| WHAT THIS TASK INVOLVES |
Scan the listing below for the word "作为主要成员参与导师主持的" and copy every line where it occurs.
○ ○ ○
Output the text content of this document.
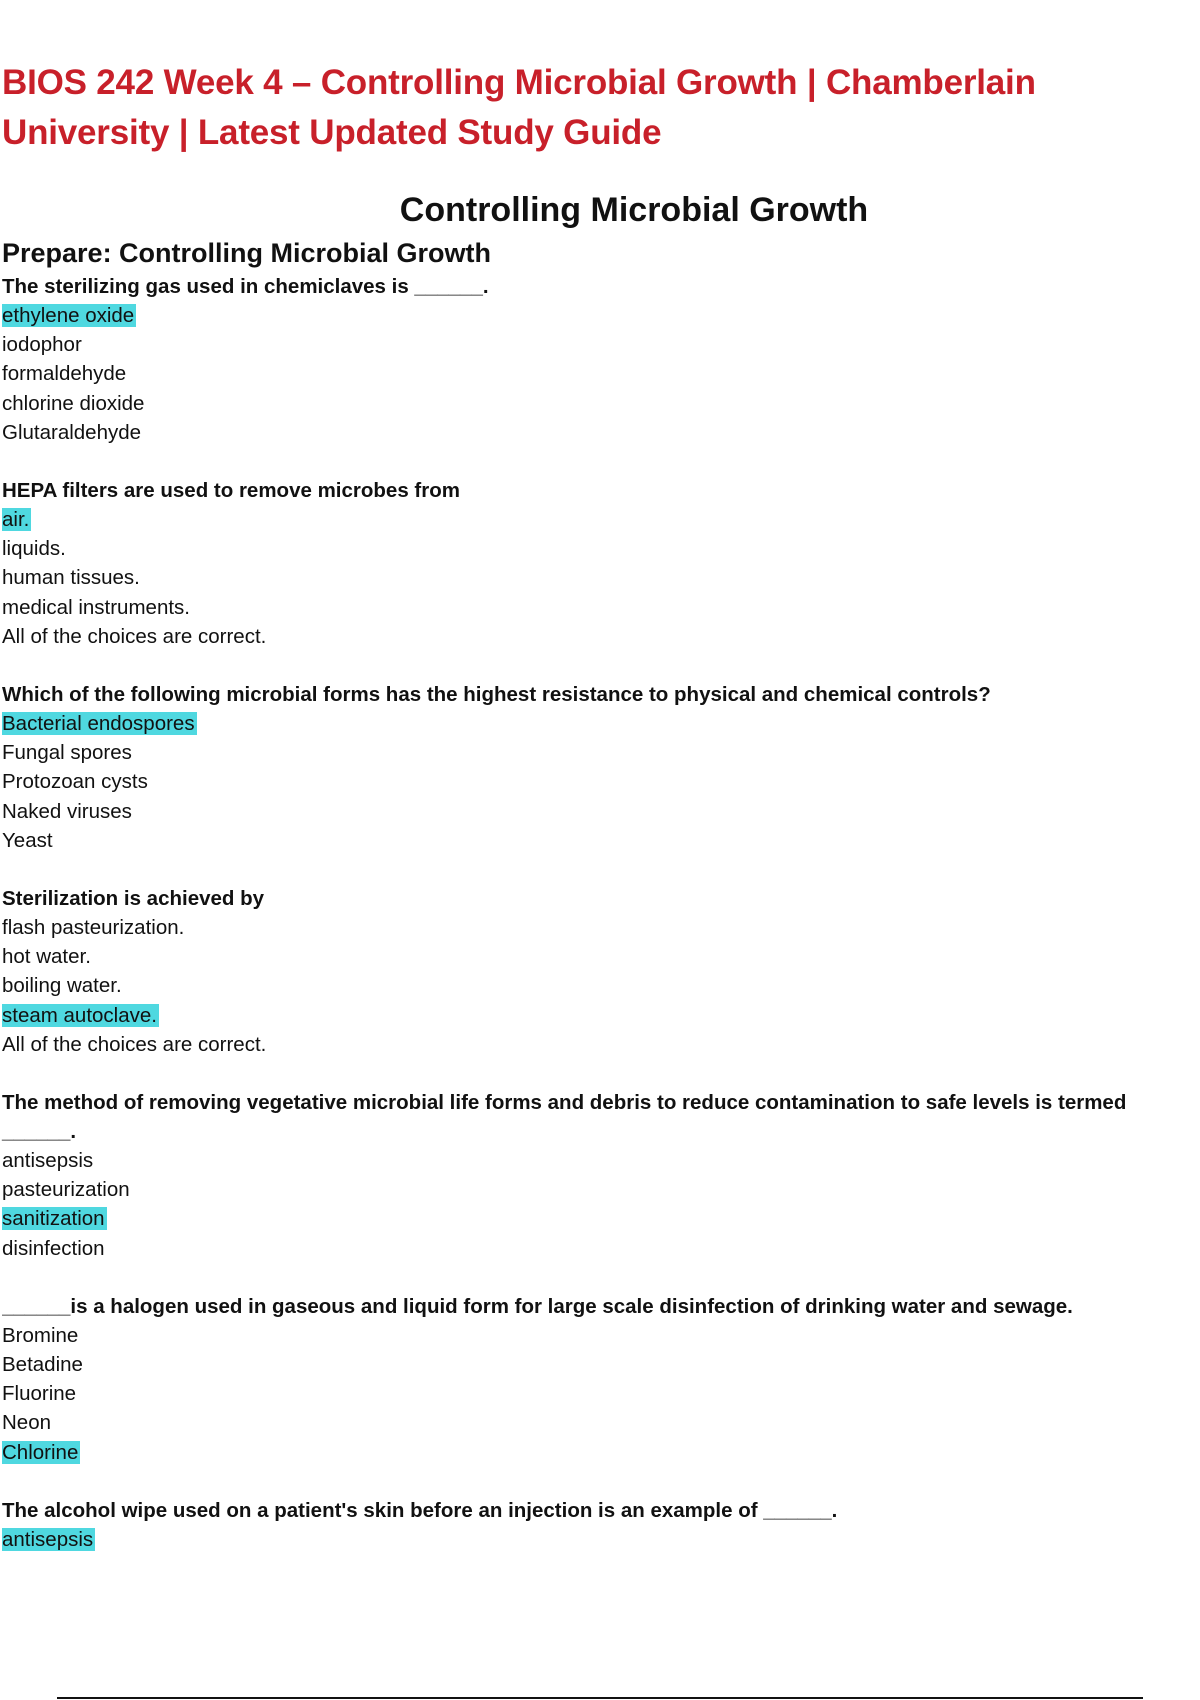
BIOS 242 Week 4 – Controlling Microbial Growth | Chamberlain University | Latest Updated Study Guide
Controlling Microbial Growth
Prepare: Controlling Microbial Growth
The sterilizing gas used in chemiclaves is ______.
ethylene oxide
iodophor
formaldehyde
chlorine dioxide
Glutaraldehyde
HEPA filters are used to remove microbes from
air.
liquids.
human tissues.
medical instruments.
All of the choices are correct.
Which of the following microbial forms has the highest resistance to physical and chemical controls?
Bacterial endospores
Fungal spores
Protozoan cysts
Naked viruses
Yeast
Sterilization is achieved by
flash pasteurization.
hot water.
boiling water.
steam autoclave.
All of the choices are correct.
The method of removing vegetative microbial life forms and debris to reduce contamination to safe levels is termed
______.
antisepsis
pasteurization
sanitization
disinfection
______is a halogen used in gaseous and liquid form for large scale disinfection of drinking water and sewage.
Bromine
Betadine
Fluorine
Neon
Chlorine
The alcohol wipe used on a patient's skin before an injection is an example of ______.
antisepsis
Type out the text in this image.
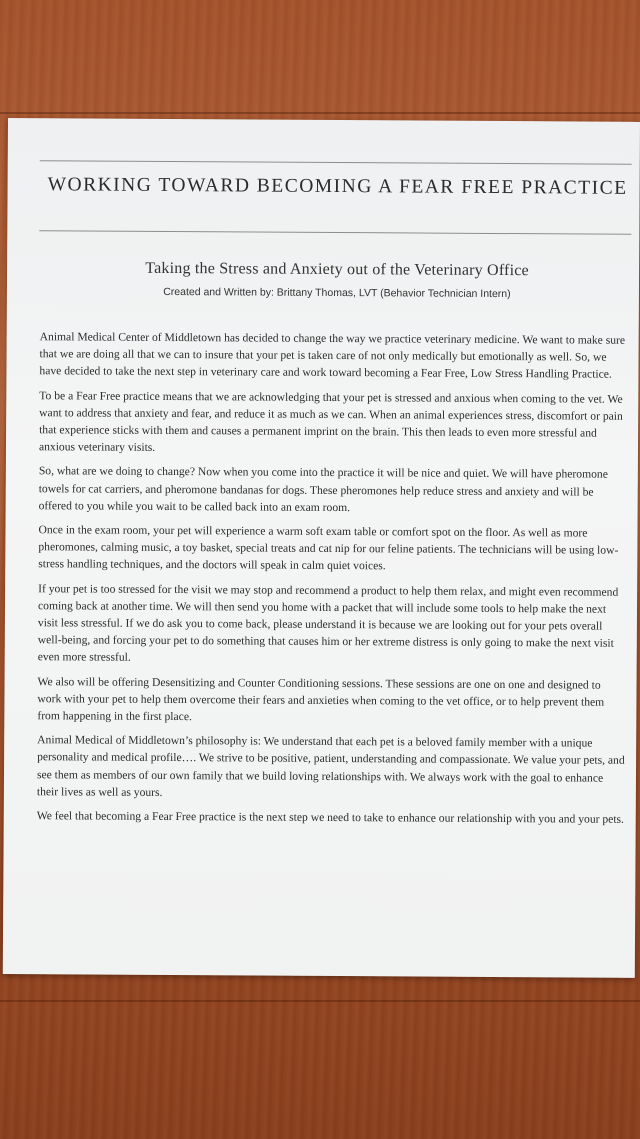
WORKING TOWARD BECOMING A FEAR FREE PRACTICE
Taking the Stress and Anxiety out of the Veterinary Office
Created and Written by: Brittany Thomas, LVT (Behavior Technician Intern)

Animal Medical Center of Middletown has decided to change the way we practice veterinary medicine. We want to make sure that we are doing all that we can to insure that your pet is taken care of not only medically but emotionally as well. So, we have decided to take the next step in veterinary care and work toward becoming a Fear Free, Low Stress Handling Practice.

To be a Fear Free practice means that we are acknowledging that your pet is stressed and anxious when coming to the vet. We want to address that anxiety and fear, and reduce it as much as we can. When an animal experiences stress, discomfort or pain that experience sticks with them and causes a permanent imprint on the brain. This then leads to even more stressful and anxious veterinary visits.

So, what are we doing to change? Now when you come into the practice it will be nice and quiet. We will have pheromone towels for cat carriers, and pheromone bandanas for dogs. These pheromones help reduce stress and anxiety and will be offered to you while you wait to be called back into an exam room.

Once in the exam room, your pet will experience a warm soft exam table or comfort spot on the floor. As well as more pheromones, calming music, a toy basket, special treats and cat nip for our feline patients. The technicians will be using low-stress handling techniques, and the doctors will speak in calm quiet voices.

If your pet is too stressed for the visit we may stop and recommend a product to help them relax, and might even recommend coming back at another time. We will then send you home with a packet that will include some tools to help make the next visit less stressful. If we do ask you to come back, please understand it is because we are looking out for your pets overall well-being, and forcing your pet to do something that causes him or her extreme distress is only going to make the next visit even more stressful.

We also will be offering Desensitizing and Counter Conditioning sessions. These sessions are one on one and designed to work with your pet to help them overcome their fears and anxieties when coming to the vet office, or to help prevent them from happening in the first place.

Animal Medical of Middletown’s philosophy is: We understand that each pet is a beloved family member with a unique personality and medical profile…. We strive to be positive, patient, understanding and compassionate. We value your pets, and see them as members of our own family that we build loving relationships with. We always work with the goal to enhance their lives as well as yours.

We feel that becoming a Fear Free practice is the next step we need to take to enhance our relationship with you and your pets.
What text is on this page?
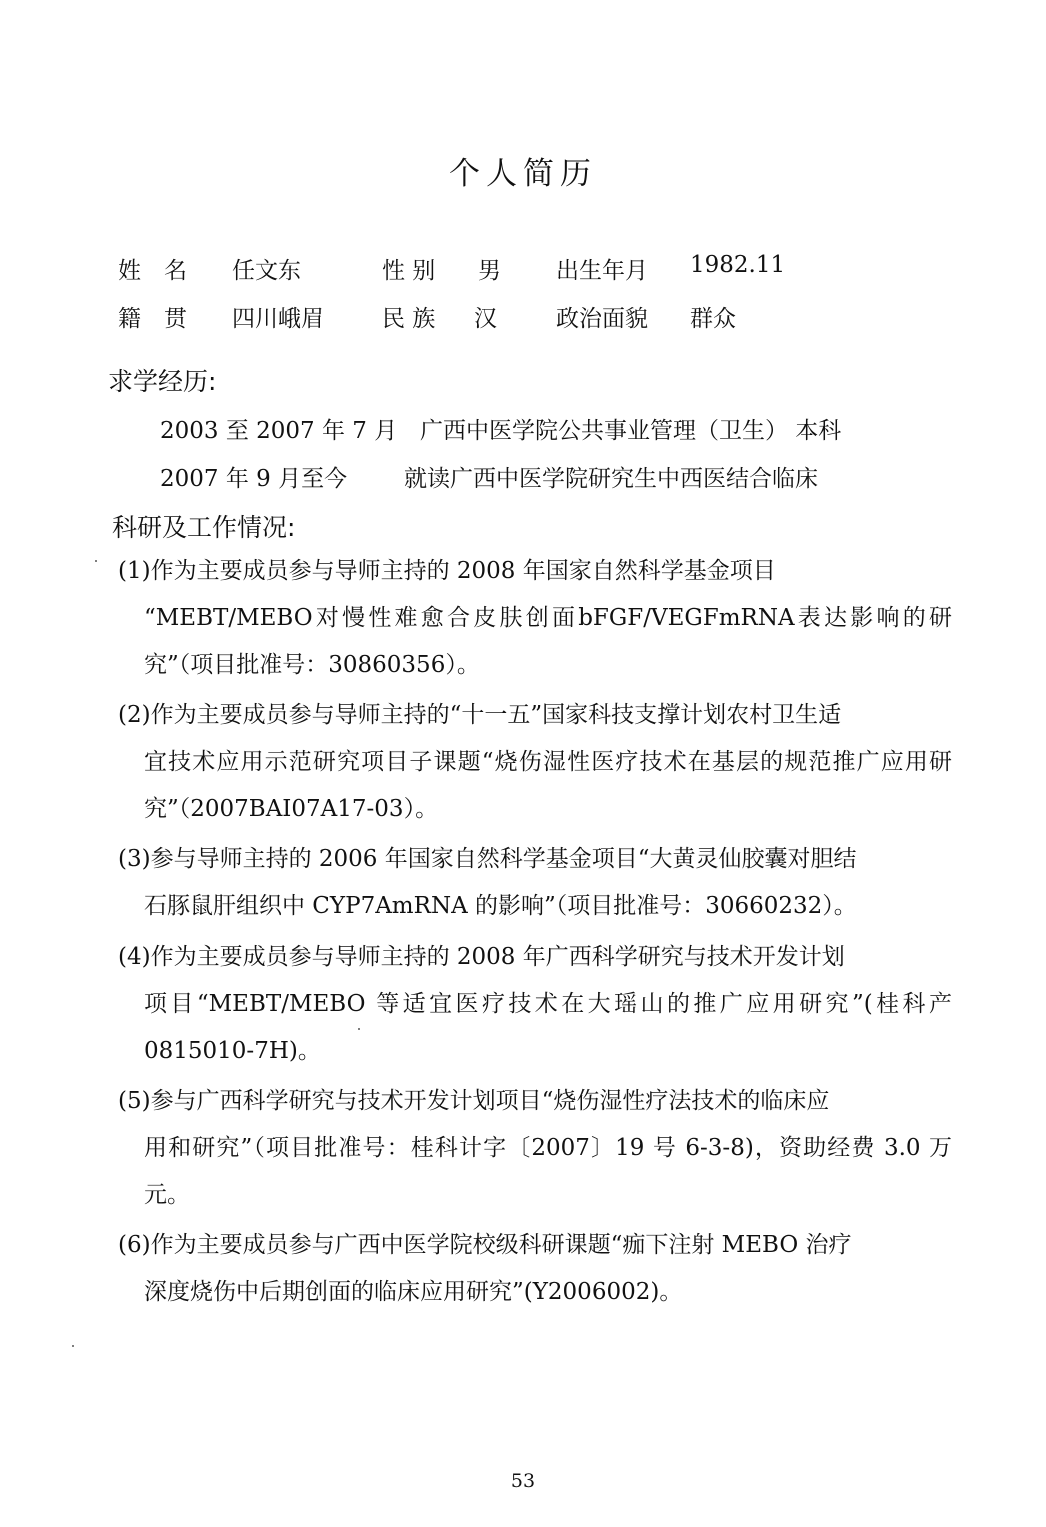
个人简历
姓　名 任文东	性 别 男 出生年月 1982.11
籍　贯 四川峨眉	民 族 汉	政治面貌 群众
求学经历:
2003 至 2007 年 7 月 广西中医学院公共事业管理（卫生） 本科
2007 年 9 月至今 就读广西中医学院研究生中西医结合临床
科研及工作情况:
(1)作为主要成员参与导师主持的 2008 年国家自然科学基金项目
“MEBT/MEBO对慢性难愈合皮肤创面bFGF/VEGFmRNA表达影响的研究”（项目批准号：30860356）。
(2)作为主要成员参与导师主持的“十一五”国家科技支撑计划农村卫生适
宜技术应用示范研究项目子课题“烧伤湿性医疗技术在基层的规范推广应用研究”（2007BAI07A17-03）。
(3)参与导师主持的 2006 年国家自然科学基金项目“大黄灵仙胶囊对胆结
石豚鼠肝组织中 CYP7AmRNA 的影响”（项目批准号：30660232）。
(4)作为主要成员参与导师主持的 2008 年广西科学研究与技术开发计划
项目“MEBT/MEBO 等适宜医疗技术在大瑶山的推广应用研究”(桂科产 0815010-7H)。
(5)参与广西科学研究与技术开发计划项目“烧伤湿性疗法技术的临床应
用和研究”（项目批准号：桂科计字〔2007〕19 号 6-3-8)，资助经费 3.0 万元。
(6)作为主要成员参与广西中医学院校级科研课题“痂下注射 MEBO 治疗
深度烧伤中后期创面的临床应用研究”(Y2006002)。
53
○ ○ ○
| RESULT OF THIS EXERCISE |
(1)作为主要成员参与导师主持的 2008 年国家自然科学基金项目
(2)作为主要成员参与导师主持的“十一五”国家科技支撑计划农村卫生适
(4)作为主要成员参与导师主持的 2008 年广西科学研究与技术开发计划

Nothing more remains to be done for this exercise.